--- start of MATERIAL SHOWN ---

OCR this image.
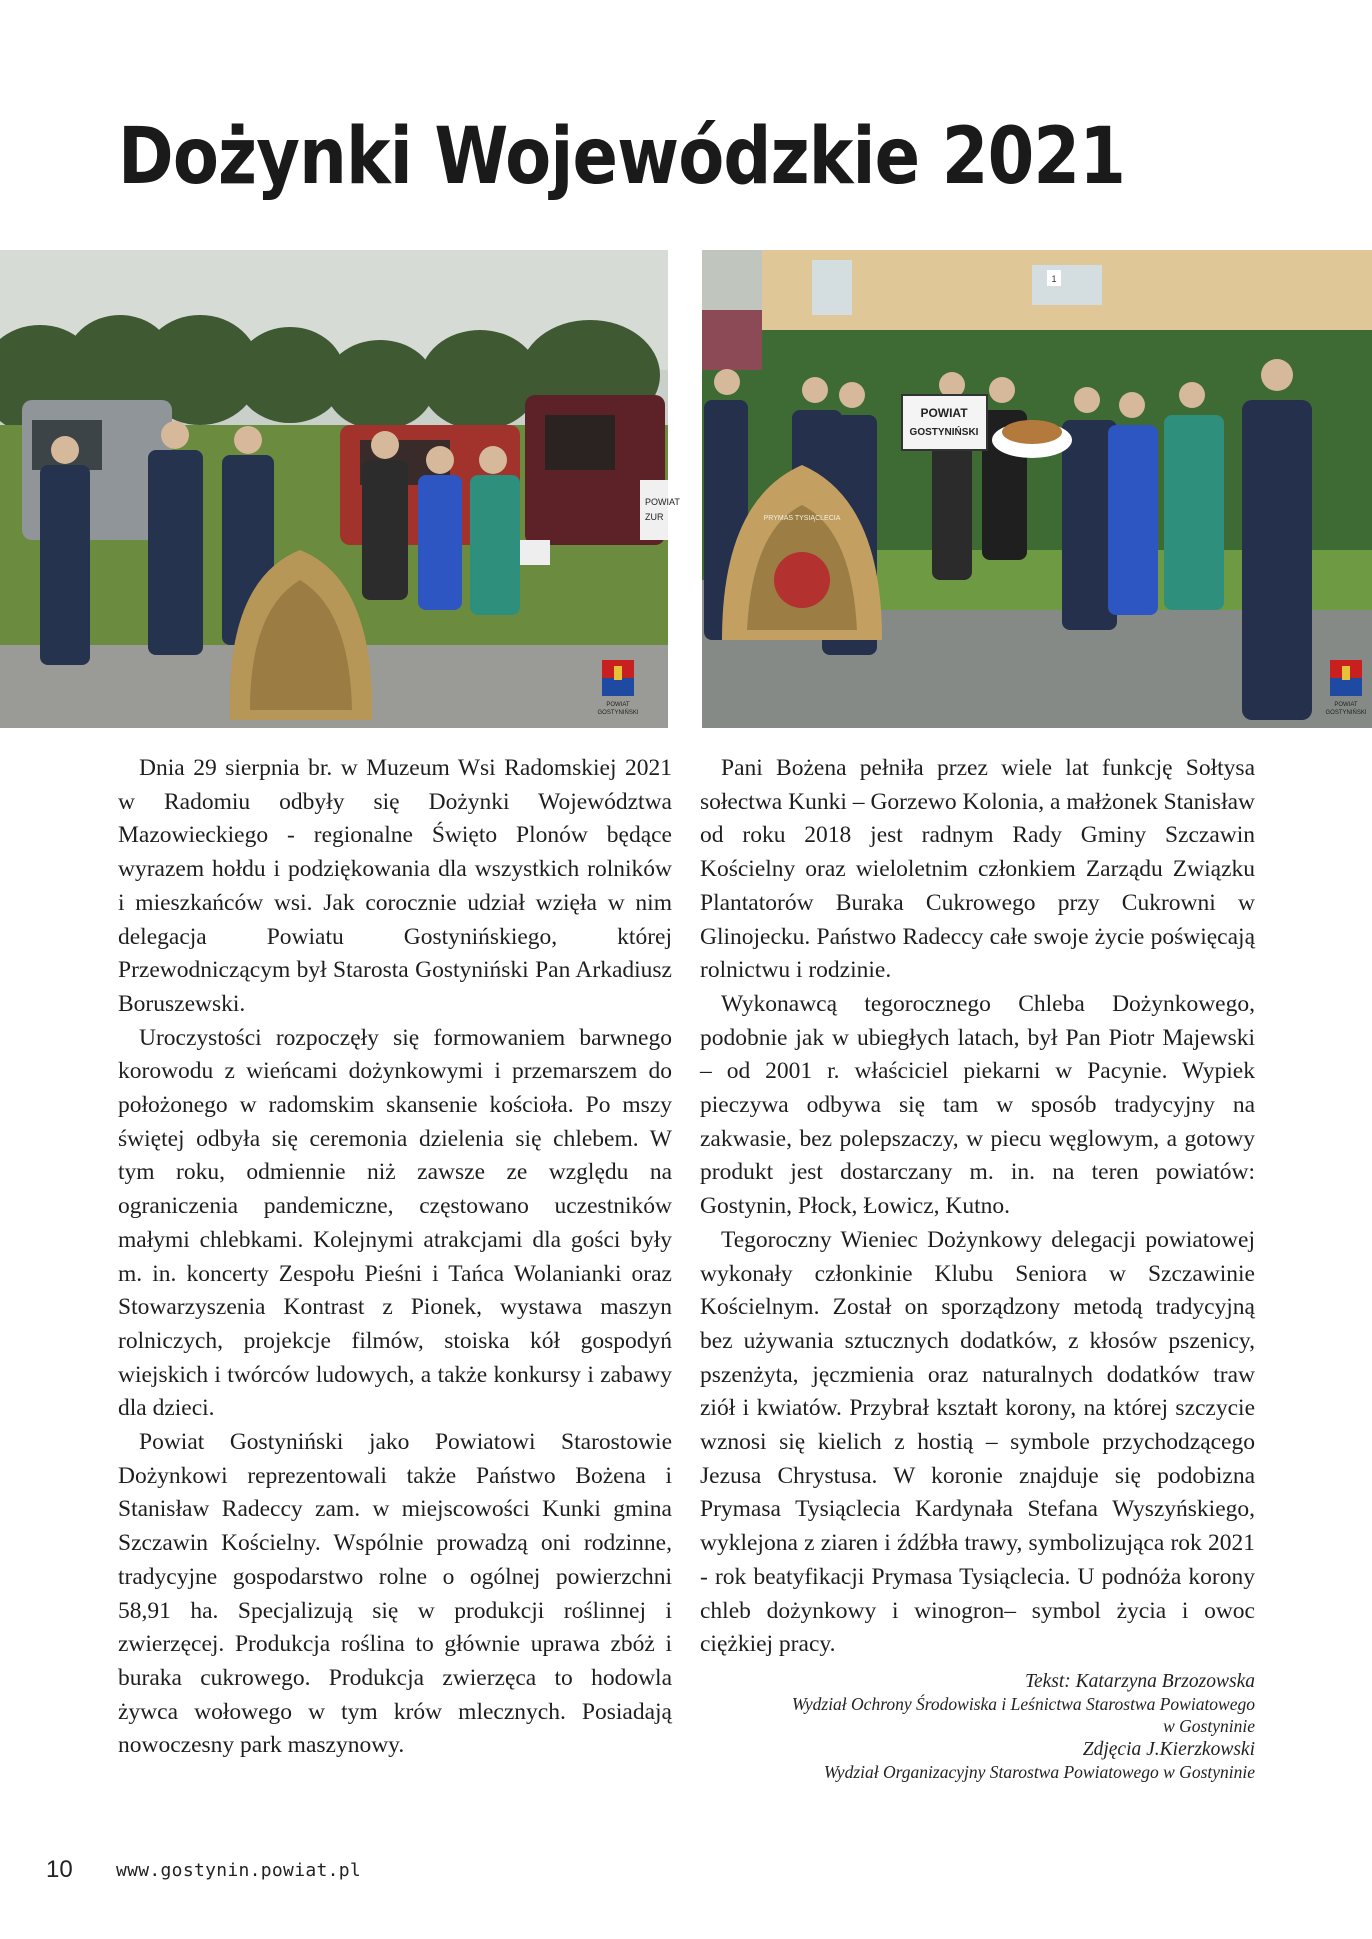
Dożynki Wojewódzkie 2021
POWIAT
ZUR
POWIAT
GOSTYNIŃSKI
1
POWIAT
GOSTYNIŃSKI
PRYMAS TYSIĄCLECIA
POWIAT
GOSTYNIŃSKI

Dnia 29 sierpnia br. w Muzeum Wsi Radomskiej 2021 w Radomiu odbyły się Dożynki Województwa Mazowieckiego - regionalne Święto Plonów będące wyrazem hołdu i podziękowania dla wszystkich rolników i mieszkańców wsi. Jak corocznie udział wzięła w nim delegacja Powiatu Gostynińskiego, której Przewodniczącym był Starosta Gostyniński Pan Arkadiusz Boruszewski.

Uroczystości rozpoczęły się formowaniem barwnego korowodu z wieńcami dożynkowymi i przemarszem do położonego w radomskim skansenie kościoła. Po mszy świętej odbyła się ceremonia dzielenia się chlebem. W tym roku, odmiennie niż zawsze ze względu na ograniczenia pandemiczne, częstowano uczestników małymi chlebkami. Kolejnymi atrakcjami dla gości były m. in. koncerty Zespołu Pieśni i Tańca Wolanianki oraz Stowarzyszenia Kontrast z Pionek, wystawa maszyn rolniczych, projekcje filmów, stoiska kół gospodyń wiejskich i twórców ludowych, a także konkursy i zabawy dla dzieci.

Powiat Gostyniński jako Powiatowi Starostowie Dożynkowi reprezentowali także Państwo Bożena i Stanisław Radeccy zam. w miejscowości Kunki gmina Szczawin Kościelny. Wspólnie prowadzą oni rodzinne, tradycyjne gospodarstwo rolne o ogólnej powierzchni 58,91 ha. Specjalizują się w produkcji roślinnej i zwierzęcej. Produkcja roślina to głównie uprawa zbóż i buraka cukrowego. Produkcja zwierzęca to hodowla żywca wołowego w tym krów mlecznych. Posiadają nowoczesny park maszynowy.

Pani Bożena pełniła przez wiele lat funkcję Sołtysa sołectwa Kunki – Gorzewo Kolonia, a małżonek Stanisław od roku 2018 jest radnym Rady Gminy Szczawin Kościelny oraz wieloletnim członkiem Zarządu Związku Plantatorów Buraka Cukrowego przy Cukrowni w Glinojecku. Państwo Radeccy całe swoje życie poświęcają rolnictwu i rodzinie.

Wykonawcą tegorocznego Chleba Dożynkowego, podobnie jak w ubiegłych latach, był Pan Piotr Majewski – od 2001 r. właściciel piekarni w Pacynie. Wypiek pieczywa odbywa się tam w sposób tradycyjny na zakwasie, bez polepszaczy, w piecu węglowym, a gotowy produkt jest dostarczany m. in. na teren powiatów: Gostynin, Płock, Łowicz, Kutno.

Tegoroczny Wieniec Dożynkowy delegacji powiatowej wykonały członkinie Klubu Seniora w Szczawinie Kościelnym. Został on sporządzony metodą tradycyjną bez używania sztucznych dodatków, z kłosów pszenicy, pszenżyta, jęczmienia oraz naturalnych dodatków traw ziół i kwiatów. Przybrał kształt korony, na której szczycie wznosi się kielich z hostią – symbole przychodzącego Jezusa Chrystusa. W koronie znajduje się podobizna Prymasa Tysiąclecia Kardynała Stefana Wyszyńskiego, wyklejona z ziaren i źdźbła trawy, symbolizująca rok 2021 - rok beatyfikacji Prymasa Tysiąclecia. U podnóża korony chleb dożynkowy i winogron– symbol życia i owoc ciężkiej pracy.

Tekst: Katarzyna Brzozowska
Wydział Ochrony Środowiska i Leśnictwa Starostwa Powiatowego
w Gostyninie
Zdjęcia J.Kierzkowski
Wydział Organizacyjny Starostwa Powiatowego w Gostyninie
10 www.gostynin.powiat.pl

--- end of MATERIAL SHOWN ---

YOUR GOAL
Print the whole listing above once more, word for word, without its pictures.

SOLVED EXERCISE
OCR this image.
Dożynki Wojewódzkie 2021
POWIAT
ZUR
POWIAT
GOSTYNIŃSKI
1
POWIAT
GOSTYNIŃSKI
PRYMAS TYSIĄCLECIA
POWIAT
GOSTYNIŃSKI

Dnia 29 sierpnia br. w Muzeum Wsi Radomskiej 2021 w Radomiu odbyły się Dożynki Województwa Mazowieckiego - regionalne Święto Plonów będące wyrazem hołdu i podziękowania dla wszystkich rolników i mieszkańców wsi. Jak corocznie udział wzięła w nim delegacja Powiatu Gostynińskiego, której Przewodniczącym był Starosta Gostyniński Pan Arkadiusz Boruszewski.

Uroczystości rozpoczęły się formowaniem barwnego korowodu z wieńcami dożynkowymi i przemarszem do położonego w radomskim skansenie kościoła. Po mszy świętej odbyła się ceremonia dzielenia się chlebem. W tym roku, odmiennie niż zawsze ze względu na ograniczenia pandemiczne, częstowano uczestników małymi chlebkami. Kolejnymi atrakcjami dla gości były m. in. koncerty Zespołu Pieśni i Tańca Wolanianki oraz Stowarzyszenia Kontrast z Pionek, wystawa maszyn rolniczych, projekcje filmów, stoiska kół gospodyń wiejskich i twórców ludowych, a także konkursy i zabawy dla dzieci.

Powiat Gostyniński jako Powiatowi Starostowie Dożynkowi reprezentowali także Państwo Bożena i Stanisław Radeccy zam. w miejscowości Kunki gmina Szczawin Kościelny. Wspólnie prowadzą oni rodzinne, tradycyjne gospodarstwo rolne o ogólnej powierzchni 58,91 ha. Specjalizują się w produkcji roślinnej i zwierzęcej. Produkcja roślina to głównie uprawa zbóż i buraka cukrowego. Produkcja zwierzęca to hodowla żywca wołowego w tym krów mlecznych. Posiadają nowoczesny park maszynowy.

Pani Bożena pełniła przez wiele lat funkcję Sołtysa sołectwa Kunki – Gorzewo Kolonia, a małżonek Stanisław od roku 2018 jest radnym Rady Gminy Szczawin Kościelny oraz wieloletnim członkiem Zarządu Związku Plantatorów Buraka Cukrowego przy Cukrowni w Glinojecku. Państwo Radeccy całe swoje życie poświęcają rolnictwu i rodzinie.

Wykonawcą tegorocznego Chleba Dożynkowego, podobnie jak w ubiegłych latach, był Pan Piotr Majewski – od 2001 r. właściciel piekarni w Pacynie. Wypiek pieczywa odbywa się tam w sposób tradycyjny na zakwasie, bez polepszaczy, w piecu węglowym, a gotowy produkt jest dostarczany m. in. na teren powiatów: Gostynin, Płock, Łowicz, Kutno.

Tegoroczny Wieniec Dożynkowy delegacji powiatowej wykonały członkinie Klubu Seniora w Szczawinie Kościelnym. Został on sporządzony metodą tradycyjną bez używania sztucznych dodatków, z kłosów pszenicy, pszenżyta, jęczmienia oraz naturalnych dodatków traw ziół i kwiatów. Przybrał kształt korony, na której szczycie wznosi się kielich z hostią – symbole przychodzącego Jezusa Chrystusa. W koronie znajduje się podobizna Prymasa Tysiąclecia Kardynała Stefana Wyszyńskiego, wyklejona z ziaren i źdźbła trawy, symbolizująca rok 2021 - rok beatyfikacji Prymasa Tysiąclecia. U podnóża korony chleb dożynkowy i winogron– symbol życia i owoc ciężkiej pracy.

Tekst: Katarzyna Brzozowska
Wydział Ochrony Środowiska i Leśnictwa Starostwa Powiatowego
w Gostyninie
Zdjęcia J.Kierzkowski
Wydział Organizacyjny Starostwa Powiatowego w Gostyninie
10 www.gostynin.powiat.pl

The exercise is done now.